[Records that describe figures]
┌────────
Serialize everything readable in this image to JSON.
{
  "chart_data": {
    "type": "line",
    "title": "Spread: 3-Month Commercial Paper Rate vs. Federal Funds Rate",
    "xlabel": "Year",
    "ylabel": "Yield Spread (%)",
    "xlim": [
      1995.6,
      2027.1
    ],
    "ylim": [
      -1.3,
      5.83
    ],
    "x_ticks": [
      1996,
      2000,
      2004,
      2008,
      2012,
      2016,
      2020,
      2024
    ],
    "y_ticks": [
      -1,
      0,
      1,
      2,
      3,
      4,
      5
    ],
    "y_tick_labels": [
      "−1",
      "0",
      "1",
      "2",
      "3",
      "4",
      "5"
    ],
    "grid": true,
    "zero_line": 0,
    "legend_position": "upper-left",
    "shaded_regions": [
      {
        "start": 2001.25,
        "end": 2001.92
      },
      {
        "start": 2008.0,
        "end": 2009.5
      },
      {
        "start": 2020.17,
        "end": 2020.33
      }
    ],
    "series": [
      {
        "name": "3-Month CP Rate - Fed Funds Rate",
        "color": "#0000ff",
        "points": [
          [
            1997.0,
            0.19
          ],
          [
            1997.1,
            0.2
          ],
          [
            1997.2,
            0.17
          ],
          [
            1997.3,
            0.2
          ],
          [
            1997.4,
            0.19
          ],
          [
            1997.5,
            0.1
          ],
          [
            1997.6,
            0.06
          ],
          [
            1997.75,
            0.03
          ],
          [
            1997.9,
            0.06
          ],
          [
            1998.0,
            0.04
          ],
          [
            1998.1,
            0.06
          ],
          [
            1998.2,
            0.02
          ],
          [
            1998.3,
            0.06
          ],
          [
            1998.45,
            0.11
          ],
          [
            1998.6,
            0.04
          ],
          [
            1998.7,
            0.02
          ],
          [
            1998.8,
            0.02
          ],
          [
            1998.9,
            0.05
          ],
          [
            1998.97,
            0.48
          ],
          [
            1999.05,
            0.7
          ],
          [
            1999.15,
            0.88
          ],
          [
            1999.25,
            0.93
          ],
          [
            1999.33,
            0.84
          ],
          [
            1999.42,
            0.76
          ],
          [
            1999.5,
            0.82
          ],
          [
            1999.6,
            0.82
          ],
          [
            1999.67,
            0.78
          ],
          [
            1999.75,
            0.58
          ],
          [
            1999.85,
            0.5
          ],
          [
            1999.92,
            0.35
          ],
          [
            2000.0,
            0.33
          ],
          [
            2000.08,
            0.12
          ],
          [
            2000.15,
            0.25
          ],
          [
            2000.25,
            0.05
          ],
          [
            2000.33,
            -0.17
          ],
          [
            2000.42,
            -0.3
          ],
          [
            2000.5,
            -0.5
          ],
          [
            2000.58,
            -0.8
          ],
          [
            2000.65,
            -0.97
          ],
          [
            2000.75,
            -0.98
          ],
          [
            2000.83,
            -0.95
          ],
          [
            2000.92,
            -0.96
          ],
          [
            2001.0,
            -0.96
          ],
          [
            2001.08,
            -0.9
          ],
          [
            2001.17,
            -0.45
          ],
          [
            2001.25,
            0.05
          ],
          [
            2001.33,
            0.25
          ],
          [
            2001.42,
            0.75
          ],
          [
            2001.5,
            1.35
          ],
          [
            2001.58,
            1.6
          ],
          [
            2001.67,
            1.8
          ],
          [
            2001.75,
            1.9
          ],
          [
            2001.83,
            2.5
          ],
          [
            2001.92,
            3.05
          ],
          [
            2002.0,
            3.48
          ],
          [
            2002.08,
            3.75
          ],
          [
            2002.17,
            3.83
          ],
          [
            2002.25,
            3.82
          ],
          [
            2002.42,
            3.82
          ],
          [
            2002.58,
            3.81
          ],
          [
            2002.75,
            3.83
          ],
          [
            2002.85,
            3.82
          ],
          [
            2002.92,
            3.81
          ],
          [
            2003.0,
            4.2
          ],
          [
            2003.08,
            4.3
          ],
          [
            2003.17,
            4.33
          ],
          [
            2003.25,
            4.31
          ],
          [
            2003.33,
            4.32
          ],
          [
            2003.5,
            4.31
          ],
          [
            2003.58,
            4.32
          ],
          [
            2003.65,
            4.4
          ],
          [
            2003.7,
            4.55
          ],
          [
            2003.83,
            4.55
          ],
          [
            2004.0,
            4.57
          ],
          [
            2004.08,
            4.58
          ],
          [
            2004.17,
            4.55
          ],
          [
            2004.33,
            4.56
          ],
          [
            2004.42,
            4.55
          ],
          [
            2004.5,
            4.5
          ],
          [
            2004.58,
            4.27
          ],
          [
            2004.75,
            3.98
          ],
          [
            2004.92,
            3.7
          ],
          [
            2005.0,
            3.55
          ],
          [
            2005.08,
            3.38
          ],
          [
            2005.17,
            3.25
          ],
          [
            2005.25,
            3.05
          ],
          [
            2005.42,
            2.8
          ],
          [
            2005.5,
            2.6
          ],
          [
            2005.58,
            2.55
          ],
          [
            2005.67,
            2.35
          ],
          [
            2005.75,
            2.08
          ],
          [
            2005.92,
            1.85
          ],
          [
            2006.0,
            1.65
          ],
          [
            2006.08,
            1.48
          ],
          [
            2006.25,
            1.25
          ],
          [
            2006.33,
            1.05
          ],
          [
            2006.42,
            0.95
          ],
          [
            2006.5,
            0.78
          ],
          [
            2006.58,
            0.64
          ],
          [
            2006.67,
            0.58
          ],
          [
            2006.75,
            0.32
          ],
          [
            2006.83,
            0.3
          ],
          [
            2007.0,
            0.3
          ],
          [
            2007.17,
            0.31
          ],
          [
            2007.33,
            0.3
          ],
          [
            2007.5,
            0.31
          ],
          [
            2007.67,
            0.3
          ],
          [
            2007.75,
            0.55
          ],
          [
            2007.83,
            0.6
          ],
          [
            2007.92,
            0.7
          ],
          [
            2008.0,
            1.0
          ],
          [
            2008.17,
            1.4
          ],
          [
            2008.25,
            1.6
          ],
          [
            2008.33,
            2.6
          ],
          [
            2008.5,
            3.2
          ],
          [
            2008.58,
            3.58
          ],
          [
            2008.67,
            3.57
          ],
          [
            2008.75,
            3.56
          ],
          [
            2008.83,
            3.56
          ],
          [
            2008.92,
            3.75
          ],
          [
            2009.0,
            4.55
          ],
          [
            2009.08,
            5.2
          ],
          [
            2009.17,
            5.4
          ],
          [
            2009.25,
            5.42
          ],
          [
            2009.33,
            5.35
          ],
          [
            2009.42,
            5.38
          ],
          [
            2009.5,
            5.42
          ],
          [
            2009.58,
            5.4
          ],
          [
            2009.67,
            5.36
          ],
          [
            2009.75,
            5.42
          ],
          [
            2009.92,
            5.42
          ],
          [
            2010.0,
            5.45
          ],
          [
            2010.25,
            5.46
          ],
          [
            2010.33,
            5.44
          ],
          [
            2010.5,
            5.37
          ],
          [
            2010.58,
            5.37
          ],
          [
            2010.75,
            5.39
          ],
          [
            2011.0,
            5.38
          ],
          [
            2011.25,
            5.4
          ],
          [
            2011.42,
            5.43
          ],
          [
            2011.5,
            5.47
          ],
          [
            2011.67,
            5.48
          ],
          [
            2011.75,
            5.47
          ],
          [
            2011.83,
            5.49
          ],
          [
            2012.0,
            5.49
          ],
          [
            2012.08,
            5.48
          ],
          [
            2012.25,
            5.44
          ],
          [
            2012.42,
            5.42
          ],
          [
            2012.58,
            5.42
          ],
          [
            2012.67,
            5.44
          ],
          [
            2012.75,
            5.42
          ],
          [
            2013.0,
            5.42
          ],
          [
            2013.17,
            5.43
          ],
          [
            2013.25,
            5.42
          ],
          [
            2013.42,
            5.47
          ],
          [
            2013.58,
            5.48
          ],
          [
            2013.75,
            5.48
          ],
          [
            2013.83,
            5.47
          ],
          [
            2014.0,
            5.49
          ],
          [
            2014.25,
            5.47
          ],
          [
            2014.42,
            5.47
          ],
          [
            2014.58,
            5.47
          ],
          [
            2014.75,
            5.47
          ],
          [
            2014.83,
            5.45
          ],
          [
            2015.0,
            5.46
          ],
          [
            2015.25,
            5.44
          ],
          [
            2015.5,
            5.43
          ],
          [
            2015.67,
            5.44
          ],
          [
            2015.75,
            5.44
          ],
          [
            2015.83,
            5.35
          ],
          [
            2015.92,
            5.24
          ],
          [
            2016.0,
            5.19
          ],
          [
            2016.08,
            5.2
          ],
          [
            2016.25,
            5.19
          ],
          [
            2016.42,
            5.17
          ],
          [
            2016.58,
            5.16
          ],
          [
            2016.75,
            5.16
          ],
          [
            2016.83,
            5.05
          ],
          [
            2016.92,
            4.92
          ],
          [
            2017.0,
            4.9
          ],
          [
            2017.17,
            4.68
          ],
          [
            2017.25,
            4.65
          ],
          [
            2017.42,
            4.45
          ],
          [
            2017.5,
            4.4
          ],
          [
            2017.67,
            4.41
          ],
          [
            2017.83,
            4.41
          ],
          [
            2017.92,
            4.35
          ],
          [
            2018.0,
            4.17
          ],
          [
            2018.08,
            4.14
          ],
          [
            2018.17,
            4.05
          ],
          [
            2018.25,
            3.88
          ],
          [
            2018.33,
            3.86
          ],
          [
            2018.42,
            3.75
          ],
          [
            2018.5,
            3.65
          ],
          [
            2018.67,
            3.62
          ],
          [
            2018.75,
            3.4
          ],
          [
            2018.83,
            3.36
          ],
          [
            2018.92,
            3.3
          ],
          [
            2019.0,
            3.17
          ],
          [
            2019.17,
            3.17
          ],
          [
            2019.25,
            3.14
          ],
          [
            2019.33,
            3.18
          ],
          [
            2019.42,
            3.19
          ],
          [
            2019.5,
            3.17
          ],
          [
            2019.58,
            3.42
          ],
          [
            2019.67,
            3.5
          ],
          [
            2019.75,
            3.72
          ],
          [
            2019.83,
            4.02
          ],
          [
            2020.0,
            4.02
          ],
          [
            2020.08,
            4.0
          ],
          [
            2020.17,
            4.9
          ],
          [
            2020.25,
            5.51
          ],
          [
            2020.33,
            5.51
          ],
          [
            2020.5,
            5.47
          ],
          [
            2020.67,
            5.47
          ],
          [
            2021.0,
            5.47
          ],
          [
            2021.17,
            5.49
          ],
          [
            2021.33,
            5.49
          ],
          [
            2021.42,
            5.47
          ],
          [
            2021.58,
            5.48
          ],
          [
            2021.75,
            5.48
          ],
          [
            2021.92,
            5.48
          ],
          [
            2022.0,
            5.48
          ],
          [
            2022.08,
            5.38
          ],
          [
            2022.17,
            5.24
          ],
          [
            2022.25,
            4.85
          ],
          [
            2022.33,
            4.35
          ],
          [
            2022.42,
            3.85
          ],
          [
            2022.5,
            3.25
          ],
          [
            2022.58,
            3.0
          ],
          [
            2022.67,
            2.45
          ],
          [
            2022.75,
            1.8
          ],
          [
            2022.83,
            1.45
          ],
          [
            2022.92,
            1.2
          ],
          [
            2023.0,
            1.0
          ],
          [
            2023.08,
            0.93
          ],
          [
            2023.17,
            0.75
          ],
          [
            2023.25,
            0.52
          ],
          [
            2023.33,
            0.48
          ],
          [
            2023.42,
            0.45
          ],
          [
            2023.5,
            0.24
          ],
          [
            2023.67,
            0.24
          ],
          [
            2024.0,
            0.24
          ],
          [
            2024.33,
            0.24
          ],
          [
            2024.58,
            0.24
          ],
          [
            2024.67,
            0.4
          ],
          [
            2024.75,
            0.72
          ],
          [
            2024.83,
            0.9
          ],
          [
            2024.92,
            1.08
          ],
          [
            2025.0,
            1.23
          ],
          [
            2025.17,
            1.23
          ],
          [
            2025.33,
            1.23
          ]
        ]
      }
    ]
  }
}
└────────
* **WRITTEN REQUEST**:
State how many lines include the string "start", and nothing more.

* **ANSWER TO THE TASK**:
3